- **Requirement**: Below is a block of records: output all of them exactly and leave out the pictures.
─── Dataset rows
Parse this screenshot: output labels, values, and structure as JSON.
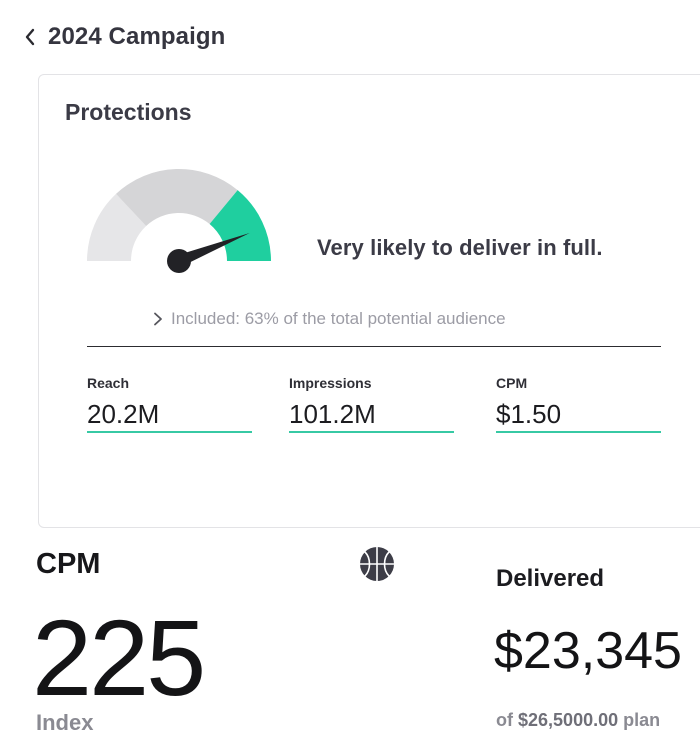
{
  "header": {
    "title": "2024 Campaign"
  },
  "protections": {
    "title": "Protections",
    "gauge": {
      "level": 0.88,
      "accent_color": "#1fcf9f",
      "track_color": "#d5d5d7",
      "light_color": "#e6e6e8"
    },
    "status": "Very likely to deliver in full.",
    "included": "Included: 63% of the total potential audience",
    "metrics": [
      {
        "label": "Reach",
        "value": "20.2M"
      },
      {
        "label": "Impressions",
        "value": "101.2M"
      },
      {
        "label": "CPM",
        "value": "$1.50"
      }
    ]
  },
  "cpm_panel": {
    "title": "CPM",
    "value": "225",
    "unit": "Index",
    "icon": "basketball-icon"
  },
  "delivered_panel": {
    "title": "Delivered",
    "value": "$23,345",
    "plan_prefix": "of",
    "plan_amount": "$26,5000.00",
    "plan_suffix": "plan"
  }
}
──────
- **Solved exercise**:
Parse this screenshot: output labels, values, and structure as JSON.
{
  "header": {
    "title": "2024 Campaign"
  },
  "protections": {
    "title": "Protections",
    "gauge": {
      "level": 0.88,
      "accent_color": "#1fcf9f",
      "track_color": "#d5d5d7",
      "light_color": "#e6e6e8"
    },
    "status": "Very likely to deliver in full.",
    "included": "Included: 63% of the total potential audience",
    "metrics": [
      {
        "label": "Reach",
        "value": "20.2M"
      },
      {
        "label": "Impressions",
        "value": "101.2M"
      },
      {
        "label": "CPM",
        "value": "$1.50"
      }
    ]
  },
  "cpm_panel": {
    "title": "CPM",
    "value": "225",
    "unit": "Index",
    "icon": "basketball-icon"
  },
  "delivered_panel": {
    "title": "Delivered",
    "value": "$23,345",
    "plan_prefix": "of",
    "plan_amount": "$26,5000.00",
    "plan_suffix": "plan"
  }
}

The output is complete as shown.